Task directions | Skip the pictures. Transcribe the rest of the data below without changing a word.

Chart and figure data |
━━━━━━━━━━━━━━━━━━━━━━━━━━━━━━

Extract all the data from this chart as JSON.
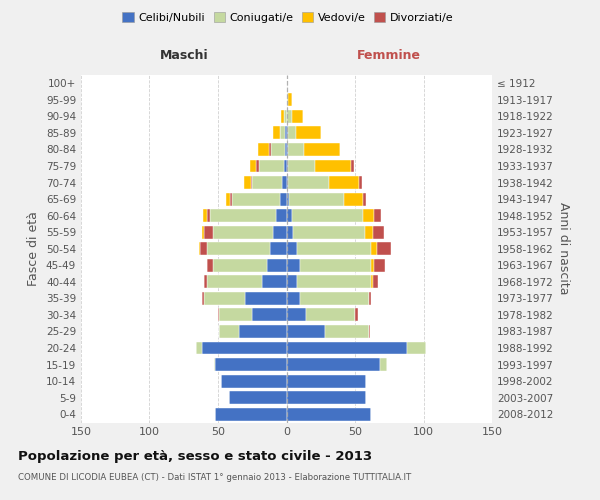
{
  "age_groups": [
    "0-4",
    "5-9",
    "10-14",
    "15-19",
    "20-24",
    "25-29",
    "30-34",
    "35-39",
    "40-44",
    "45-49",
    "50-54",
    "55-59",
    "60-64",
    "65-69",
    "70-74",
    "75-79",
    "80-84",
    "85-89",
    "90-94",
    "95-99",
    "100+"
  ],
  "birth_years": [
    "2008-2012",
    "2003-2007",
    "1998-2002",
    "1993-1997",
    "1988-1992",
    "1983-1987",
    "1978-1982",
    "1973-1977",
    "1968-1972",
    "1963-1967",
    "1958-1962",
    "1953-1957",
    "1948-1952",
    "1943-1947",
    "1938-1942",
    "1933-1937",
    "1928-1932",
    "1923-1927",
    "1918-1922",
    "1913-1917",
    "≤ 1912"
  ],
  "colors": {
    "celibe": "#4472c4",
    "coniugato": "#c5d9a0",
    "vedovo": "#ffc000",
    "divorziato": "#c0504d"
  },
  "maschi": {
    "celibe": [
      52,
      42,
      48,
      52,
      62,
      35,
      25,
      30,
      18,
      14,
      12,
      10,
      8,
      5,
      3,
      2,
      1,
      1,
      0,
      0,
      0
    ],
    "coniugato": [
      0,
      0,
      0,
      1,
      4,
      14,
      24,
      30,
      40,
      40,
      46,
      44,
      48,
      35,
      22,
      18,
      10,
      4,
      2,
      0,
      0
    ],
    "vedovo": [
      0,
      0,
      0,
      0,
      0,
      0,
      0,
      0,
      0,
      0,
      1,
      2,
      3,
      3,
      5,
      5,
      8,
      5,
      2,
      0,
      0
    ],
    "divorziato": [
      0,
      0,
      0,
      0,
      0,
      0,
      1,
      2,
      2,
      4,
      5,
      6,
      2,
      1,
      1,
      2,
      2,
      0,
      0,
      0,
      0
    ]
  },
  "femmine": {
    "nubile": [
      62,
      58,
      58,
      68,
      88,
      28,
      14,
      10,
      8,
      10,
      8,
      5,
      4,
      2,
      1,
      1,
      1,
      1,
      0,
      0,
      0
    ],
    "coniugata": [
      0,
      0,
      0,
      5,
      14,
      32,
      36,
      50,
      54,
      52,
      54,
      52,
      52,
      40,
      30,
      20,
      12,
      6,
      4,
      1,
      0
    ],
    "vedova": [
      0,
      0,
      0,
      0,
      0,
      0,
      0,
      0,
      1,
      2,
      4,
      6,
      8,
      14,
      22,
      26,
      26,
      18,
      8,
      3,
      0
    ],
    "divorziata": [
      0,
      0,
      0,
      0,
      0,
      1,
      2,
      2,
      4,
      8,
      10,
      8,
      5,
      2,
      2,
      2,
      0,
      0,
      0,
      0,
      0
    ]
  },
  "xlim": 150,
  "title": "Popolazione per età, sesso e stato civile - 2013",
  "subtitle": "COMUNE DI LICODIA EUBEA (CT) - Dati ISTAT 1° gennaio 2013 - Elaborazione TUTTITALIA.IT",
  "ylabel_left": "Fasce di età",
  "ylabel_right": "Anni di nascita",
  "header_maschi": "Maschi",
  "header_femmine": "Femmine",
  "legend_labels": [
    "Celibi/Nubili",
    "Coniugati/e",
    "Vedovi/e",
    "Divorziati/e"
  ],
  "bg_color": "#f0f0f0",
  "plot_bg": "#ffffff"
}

━━━━━━━━━━━━━━━━━━━━━━━━━━━━━━

Written response |
Extract all the data from this chart as JSON.
{
  "age_groups": [
    "0-4",
    "5-9",
    "10-14",
    "15-19",
    "20-24",
    "25-29",
    "30-34",
    "35-39",
    "40-44",
    "45-49",
    "50-54",
    "55-59",
    "60-64",
    "65-69",
    "70-74",
    "75-79",
    "80-84",
    "85-89",
    "90-94",
    "95-99",
    "100+"
  ],
  "birth_years": [
    "2008-2012",
    "2003-2007",
    "1998-2002",
    "1993-1997",
    "1988-1992",
    "1983-1987",
    "1978-1982",
    "1973-1977",
    "1968-1972",
    "1963-1967",
    "1958-1962",
    "1953-1957",
    "1948-1952",
    "1943-1947",
    "1938-1942",
    "1933-1937",
    "1928-1932",
    "1923-1927",
    "1918-1922",
    "1913-1917",
    "≤ 1912"
  ],
  "colors": {
    "celibe": "#4472c4",
    "coniugato": "#c5d9a0",
    "vedovo": "#ffc000",
    "divorziato": "#c0504d"
  },
  "maschi": {
    "celibe": [
      52,
      42,
      48,
      52,
      62,
      35,
      25,
      30,
      18,
      14,
      12,
      10,
      8,
      5,
      3,
      2,
      1,
      1,
      0,
      0,
      0
    ],
    "coniugato": [
      0,
      0,
      0,
      1,
      4,
      14,
      24,
      30,
      40,
      40,
      46,
      44,
      48,
      35,
      22,
      18,
      10,
      4,
      2,
      0,
      0
    ],
    "vedovo": [
      0,
      0,
      0,
      0,
      0,
      0,
      0,
      0,
      0,
      0,
      1,
      2,
      3,
      3,
      5,
      5,
      8,
      5,
      2,
      0,
      0
    ],
    "divorziato": [
      0,
      0,
      0,
      0,
      0,
      0,
      1,
      2,
      2,
      4,
      5,
      6,
      2,
      1,
      1,
      2,
      2,
      0,
      0,
      0,
      0
    ]
  },
  "femmine": {
    "nubile": [
      62,
      58,
      58,
      68,
      88,
      28,
      14,
      10,
      8,
      10,
      8,
      5,
      4,
      2,
      1,
      1,
      1,
      1,
      0,
      0,
      0
    ],
    "coniugata": [
      0,
      0,
      0,
      5,
      14,
      32,
      36,
      50,
      54,
      52,
      54,
      52,
      52,
      40,
      30,
      20,
      12,
      6,
      4,
      1,
      0
    ],
    "vedova": [
      0,
      0,
      0,
      0,
      0,
      0,
      0,
      0,
      1,
      2,
      4,
      6,
      8,
      14,
      22,
      26,
      26,
      18,
      8,
      3,
      0
    ],
    "divorziata": [
      0,
      0,
      0,
      0,
      0,
      1,
      2,
      2,
      4,
      8,
      10,
      8,
      5,
      2,
      2,
      2,
      0,
      0,
      0,
      0,
      0
    ]
  },
  "xlim": 150,
  "title": "Popolazione per età, sesso e stato civile - 2013",
  "subtitle": "COMUNE DI LICODIA EUBEA (CT) - Dati ISTAT 1° gennaio 2013 - Elaborazione TUTTITALIA.IT",
  "ylabel_left": "Fasce di età",
  "ylabel_right": "Anni di nascita",
  "header_maschi": "Maschi",
  "header_femmine": "Femmine",
  "legend_labels": [
    "Celibi/Nubili",
    "Coniugati/e",
    "Vedovi/e",
    "Divorziati/e"
  ],
  "bg_color": "#f0f0f0",
  "plot_bg": "#ffffff"
}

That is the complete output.